Goal:
Search the records for "label". Copy every line where it appears.

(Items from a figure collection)
===============

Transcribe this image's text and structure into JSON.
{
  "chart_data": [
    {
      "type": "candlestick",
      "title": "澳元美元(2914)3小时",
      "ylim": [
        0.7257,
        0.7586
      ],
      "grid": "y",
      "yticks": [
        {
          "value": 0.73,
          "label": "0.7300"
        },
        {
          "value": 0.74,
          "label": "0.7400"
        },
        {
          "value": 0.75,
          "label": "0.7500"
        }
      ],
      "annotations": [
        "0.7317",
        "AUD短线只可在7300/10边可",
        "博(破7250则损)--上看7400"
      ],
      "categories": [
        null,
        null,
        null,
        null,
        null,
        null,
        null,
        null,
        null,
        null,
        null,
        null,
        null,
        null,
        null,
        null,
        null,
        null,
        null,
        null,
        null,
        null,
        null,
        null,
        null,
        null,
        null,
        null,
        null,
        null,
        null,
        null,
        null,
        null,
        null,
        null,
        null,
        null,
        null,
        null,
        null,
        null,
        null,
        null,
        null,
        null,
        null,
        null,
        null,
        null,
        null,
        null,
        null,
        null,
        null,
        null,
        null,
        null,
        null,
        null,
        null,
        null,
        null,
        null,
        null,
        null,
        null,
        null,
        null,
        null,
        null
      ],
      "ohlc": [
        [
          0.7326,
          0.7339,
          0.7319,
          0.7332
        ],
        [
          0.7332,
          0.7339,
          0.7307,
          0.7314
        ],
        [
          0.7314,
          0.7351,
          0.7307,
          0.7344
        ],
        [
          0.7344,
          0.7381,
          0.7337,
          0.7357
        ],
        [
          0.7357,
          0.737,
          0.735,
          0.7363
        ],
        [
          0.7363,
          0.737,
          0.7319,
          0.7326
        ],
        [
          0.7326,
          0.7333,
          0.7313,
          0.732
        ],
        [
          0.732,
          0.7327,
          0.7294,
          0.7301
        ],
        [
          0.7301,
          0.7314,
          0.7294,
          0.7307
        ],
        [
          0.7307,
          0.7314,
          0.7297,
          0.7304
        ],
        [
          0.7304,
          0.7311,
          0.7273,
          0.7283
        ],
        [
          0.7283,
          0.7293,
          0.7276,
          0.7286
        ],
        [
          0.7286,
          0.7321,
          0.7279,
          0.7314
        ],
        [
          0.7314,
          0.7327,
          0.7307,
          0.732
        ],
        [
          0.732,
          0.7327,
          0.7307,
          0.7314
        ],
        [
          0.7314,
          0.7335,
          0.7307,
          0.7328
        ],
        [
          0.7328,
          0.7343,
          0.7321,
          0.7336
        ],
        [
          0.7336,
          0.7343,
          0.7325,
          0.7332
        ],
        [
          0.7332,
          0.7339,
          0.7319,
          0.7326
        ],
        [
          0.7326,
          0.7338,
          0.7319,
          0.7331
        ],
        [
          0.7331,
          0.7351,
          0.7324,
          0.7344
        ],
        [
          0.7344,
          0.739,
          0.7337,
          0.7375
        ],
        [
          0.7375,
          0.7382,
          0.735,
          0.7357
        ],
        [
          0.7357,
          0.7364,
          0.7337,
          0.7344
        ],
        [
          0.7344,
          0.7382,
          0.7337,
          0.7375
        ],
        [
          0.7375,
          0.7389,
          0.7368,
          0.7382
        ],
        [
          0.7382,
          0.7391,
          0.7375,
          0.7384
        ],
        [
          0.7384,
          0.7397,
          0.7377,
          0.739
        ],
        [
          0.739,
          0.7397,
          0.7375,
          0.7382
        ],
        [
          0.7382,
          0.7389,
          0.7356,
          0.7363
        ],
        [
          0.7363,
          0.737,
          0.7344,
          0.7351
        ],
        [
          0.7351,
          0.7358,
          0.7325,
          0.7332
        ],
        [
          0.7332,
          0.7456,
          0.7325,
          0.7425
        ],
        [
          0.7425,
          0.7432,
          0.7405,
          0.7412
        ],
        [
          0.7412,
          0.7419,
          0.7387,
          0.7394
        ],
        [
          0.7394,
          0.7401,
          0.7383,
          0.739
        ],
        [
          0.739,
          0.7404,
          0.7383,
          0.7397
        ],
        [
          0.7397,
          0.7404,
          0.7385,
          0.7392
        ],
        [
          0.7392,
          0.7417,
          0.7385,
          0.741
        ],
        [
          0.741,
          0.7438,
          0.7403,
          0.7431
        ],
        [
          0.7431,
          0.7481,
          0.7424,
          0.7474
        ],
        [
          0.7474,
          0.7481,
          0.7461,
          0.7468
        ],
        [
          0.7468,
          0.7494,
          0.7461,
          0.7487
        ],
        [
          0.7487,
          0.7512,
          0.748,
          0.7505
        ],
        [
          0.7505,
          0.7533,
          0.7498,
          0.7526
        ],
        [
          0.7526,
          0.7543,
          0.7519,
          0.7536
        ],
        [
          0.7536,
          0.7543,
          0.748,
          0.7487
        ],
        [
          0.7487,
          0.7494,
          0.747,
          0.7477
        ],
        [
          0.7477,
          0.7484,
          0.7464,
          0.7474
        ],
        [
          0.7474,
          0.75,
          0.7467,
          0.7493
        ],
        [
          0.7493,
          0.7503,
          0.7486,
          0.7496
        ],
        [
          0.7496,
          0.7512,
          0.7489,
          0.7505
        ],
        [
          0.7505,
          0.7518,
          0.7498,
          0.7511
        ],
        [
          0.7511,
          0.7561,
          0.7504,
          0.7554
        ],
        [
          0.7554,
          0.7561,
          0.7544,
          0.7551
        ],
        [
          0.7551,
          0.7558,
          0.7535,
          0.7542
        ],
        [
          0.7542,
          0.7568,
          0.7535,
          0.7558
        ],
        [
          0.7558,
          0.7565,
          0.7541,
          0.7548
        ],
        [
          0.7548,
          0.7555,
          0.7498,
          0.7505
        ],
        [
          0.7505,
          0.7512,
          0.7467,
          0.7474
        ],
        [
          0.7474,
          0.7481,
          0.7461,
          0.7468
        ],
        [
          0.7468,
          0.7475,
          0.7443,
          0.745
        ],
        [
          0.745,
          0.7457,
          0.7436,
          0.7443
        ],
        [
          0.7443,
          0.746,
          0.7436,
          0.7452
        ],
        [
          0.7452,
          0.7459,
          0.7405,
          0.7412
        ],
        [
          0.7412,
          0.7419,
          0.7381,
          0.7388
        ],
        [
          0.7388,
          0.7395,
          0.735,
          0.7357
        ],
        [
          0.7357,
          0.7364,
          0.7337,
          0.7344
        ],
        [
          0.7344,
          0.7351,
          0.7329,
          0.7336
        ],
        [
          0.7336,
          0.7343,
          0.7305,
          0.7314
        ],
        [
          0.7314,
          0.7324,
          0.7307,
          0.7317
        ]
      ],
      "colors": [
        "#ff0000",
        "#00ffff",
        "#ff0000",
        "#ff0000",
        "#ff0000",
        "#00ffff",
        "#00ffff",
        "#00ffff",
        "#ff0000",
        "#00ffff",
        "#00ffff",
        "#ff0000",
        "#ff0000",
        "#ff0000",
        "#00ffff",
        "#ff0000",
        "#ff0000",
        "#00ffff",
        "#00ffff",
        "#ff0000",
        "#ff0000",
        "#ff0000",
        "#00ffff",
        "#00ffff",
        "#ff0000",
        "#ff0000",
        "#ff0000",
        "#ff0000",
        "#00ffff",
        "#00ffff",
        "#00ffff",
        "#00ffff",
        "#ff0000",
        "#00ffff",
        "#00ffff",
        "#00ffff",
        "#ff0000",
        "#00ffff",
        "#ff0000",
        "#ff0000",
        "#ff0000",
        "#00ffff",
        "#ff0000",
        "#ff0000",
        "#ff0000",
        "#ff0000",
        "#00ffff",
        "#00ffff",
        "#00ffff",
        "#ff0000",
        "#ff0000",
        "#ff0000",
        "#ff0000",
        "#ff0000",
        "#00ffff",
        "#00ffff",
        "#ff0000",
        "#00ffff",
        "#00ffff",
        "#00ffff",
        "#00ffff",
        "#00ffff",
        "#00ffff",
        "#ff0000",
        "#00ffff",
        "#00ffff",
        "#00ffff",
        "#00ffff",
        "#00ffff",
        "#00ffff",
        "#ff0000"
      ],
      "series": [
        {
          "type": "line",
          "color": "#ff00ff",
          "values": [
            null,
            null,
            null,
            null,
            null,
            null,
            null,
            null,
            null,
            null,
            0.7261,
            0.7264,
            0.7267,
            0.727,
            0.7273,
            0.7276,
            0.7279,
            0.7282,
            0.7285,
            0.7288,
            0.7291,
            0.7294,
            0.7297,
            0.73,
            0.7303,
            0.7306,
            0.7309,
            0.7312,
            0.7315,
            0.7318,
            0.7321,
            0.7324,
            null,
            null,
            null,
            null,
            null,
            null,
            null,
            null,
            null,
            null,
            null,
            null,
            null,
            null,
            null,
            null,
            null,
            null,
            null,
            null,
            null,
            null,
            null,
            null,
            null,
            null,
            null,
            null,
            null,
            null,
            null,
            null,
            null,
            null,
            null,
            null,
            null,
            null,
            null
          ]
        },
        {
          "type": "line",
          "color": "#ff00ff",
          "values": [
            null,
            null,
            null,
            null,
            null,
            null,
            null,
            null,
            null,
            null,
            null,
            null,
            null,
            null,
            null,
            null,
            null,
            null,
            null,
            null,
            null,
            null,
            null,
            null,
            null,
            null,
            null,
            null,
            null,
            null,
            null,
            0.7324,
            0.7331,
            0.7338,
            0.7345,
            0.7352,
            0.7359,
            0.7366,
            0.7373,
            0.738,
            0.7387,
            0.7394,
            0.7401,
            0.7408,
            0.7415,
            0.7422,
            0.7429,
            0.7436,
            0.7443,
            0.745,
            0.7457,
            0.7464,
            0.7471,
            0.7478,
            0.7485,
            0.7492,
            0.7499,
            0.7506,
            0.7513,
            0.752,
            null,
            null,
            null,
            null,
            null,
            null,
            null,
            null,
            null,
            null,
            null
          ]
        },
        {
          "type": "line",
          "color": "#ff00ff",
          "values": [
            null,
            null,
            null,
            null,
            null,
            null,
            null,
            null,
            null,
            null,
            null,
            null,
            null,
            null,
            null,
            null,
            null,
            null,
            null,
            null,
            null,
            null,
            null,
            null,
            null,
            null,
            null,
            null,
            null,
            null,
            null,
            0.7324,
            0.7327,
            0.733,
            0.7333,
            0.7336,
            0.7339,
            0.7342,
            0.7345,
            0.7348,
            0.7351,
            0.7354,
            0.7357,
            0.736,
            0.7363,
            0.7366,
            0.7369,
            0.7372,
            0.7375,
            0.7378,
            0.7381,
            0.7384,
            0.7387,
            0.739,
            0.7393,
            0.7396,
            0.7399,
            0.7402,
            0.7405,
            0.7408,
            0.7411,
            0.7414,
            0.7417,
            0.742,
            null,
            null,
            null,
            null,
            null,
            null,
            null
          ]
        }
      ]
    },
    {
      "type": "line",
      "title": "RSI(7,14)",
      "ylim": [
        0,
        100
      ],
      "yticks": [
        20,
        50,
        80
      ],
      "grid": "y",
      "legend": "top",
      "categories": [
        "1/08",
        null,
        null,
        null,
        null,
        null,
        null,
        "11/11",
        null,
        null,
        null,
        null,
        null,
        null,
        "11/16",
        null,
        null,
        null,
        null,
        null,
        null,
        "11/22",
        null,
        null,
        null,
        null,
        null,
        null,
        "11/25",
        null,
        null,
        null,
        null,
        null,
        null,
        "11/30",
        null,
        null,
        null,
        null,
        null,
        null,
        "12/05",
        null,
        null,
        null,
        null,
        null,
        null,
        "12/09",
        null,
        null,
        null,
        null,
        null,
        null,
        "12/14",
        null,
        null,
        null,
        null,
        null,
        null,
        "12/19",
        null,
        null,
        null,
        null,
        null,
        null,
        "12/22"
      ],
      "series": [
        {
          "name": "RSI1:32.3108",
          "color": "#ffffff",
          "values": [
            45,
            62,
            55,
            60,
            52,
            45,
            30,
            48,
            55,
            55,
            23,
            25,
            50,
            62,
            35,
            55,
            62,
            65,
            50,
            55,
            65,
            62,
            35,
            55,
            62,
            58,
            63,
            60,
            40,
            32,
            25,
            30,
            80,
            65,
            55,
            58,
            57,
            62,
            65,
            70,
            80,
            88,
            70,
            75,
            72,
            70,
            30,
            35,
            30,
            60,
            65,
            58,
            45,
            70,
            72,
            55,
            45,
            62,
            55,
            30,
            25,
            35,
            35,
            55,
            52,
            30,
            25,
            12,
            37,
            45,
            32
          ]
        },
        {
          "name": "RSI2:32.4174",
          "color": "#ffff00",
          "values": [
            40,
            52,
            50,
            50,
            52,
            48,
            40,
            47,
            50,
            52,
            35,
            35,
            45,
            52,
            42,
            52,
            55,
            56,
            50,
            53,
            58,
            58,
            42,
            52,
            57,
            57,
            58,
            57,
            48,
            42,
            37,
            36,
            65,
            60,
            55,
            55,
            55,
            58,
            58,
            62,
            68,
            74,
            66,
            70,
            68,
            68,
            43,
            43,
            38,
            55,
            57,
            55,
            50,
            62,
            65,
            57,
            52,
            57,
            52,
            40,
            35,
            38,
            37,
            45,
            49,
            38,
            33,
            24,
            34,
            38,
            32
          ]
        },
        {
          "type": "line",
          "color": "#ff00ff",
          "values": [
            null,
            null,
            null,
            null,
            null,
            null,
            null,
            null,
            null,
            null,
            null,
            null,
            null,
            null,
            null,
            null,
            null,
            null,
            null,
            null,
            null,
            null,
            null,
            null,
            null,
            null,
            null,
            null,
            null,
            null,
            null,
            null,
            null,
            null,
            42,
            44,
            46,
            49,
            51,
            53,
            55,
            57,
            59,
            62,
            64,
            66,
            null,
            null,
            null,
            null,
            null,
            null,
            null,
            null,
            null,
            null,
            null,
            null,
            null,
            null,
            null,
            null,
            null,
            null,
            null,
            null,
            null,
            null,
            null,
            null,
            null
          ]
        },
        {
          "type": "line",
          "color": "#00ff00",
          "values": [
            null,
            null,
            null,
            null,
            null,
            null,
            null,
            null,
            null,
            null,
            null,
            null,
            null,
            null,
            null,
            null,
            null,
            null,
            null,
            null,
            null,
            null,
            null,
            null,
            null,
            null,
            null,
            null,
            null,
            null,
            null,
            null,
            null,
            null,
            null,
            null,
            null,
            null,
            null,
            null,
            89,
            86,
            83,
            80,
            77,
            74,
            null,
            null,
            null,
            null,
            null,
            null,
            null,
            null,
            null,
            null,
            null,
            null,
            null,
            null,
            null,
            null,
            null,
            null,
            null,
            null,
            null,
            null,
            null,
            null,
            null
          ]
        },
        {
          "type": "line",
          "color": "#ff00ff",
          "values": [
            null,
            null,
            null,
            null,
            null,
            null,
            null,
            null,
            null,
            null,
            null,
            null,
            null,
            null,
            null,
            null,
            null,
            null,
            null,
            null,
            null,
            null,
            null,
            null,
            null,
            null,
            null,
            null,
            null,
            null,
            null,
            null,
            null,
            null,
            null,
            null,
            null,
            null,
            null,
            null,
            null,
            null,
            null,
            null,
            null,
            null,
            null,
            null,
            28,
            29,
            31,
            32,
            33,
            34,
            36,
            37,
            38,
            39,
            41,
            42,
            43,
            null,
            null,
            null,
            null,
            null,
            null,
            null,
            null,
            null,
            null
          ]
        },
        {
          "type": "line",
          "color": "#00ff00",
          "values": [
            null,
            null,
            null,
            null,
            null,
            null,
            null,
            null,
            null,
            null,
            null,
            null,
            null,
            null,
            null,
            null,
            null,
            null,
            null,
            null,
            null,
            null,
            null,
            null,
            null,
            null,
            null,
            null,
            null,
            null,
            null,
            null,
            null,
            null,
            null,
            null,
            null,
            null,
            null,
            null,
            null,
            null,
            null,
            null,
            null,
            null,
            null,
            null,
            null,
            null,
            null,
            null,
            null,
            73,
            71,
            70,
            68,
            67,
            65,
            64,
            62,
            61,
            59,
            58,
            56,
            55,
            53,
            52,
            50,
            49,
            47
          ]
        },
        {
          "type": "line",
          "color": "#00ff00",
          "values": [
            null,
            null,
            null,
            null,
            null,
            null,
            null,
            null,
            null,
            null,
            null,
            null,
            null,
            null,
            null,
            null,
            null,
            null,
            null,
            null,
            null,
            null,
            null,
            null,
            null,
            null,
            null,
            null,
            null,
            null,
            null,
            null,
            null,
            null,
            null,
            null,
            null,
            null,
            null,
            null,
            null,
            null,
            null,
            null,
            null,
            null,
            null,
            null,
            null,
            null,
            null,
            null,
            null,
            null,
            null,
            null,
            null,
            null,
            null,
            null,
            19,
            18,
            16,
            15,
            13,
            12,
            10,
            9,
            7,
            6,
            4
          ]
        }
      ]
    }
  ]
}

===============

In response:
          "label": "0.7300"
          "label": "0.7400"
          "label": "0.7500"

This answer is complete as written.